╭─ Materials provided

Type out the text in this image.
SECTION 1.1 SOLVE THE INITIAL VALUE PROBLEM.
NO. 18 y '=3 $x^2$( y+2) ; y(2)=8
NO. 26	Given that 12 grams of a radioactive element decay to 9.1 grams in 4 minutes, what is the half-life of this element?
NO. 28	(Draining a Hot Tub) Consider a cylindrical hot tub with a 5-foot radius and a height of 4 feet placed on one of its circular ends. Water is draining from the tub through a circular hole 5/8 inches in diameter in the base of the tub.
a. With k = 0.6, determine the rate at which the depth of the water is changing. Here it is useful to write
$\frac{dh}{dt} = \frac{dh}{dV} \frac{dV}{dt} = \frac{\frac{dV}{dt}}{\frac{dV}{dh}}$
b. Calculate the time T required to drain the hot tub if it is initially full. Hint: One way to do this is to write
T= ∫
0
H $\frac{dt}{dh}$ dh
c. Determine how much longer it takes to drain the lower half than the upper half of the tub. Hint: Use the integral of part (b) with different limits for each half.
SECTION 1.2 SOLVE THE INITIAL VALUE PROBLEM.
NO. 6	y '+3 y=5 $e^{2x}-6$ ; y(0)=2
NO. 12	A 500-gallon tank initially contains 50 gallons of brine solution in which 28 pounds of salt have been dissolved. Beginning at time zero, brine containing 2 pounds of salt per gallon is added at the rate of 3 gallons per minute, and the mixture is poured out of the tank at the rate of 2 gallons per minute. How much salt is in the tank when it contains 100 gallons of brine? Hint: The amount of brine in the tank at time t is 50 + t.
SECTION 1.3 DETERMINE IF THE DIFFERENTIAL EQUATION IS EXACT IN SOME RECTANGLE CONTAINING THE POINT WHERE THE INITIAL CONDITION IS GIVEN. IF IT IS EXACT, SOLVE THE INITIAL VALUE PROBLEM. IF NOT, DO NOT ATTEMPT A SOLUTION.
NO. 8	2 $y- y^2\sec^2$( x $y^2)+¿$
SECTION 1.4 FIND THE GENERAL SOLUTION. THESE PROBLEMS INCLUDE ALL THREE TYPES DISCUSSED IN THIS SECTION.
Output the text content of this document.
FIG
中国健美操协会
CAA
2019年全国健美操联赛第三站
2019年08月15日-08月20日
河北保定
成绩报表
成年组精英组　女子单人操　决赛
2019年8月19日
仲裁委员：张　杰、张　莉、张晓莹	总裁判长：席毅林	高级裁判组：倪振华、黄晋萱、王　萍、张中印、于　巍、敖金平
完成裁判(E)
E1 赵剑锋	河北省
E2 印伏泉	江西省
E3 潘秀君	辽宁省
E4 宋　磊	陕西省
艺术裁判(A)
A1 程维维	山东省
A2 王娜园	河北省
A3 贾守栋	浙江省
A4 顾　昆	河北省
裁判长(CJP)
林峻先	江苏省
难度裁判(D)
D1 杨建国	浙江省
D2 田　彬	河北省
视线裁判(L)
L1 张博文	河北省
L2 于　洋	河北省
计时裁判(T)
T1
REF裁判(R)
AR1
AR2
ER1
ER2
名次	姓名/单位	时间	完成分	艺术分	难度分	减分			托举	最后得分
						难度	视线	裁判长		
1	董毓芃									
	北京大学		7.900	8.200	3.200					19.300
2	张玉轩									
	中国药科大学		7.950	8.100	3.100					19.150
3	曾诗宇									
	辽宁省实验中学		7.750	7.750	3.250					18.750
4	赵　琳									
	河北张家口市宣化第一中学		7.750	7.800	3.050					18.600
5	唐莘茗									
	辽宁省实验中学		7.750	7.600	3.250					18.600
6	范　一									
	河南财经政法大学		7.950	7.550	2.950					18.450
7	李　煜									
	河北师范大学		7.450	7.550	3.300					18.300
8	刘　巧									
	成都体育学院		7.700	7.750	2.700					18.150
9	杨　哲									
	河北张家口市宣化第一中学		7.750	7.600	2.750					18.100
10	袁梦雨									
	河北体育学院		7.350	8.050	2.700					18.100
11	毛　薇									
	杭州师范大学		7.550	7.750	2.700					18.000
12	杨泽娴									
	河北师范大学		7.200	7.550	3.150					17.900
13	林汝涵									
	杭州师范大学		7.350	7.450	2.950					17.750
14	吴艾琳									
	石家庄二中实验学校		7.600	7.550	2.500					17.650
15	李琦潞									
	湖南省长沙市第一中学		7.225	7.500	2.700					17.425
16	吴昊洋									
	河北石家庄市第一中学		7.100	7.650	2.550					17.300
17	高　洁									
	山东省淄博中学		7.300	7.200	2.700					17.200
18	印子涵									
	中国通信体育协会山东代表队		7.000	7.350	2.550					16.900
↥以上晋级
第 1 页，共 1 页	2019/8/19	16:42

╰─

### [Exercise goal]
Point out every line holding the string "VALUE" and copy it.

### [Solution to the exercise]
SECTION 1.1 SOLVE THE INITIAL VALUE PROBLEM.
SECTION 1.2 SOLVE THE INITIAL VALUE PROBLEM.
SECTION 1.3 DETERMINE IF THE DIFFERENTIAL EQUATION IS EXACT IN SOME RECTANGLE CONTAINING THE POINT WHERE THE INITIAL CONDITION IS GIVEN. IF IT IS EXACT, SOLVE THE INITIAL VALUE PROBLEM. IF NOT, DO NOT ATTEMPT A SOLUTION.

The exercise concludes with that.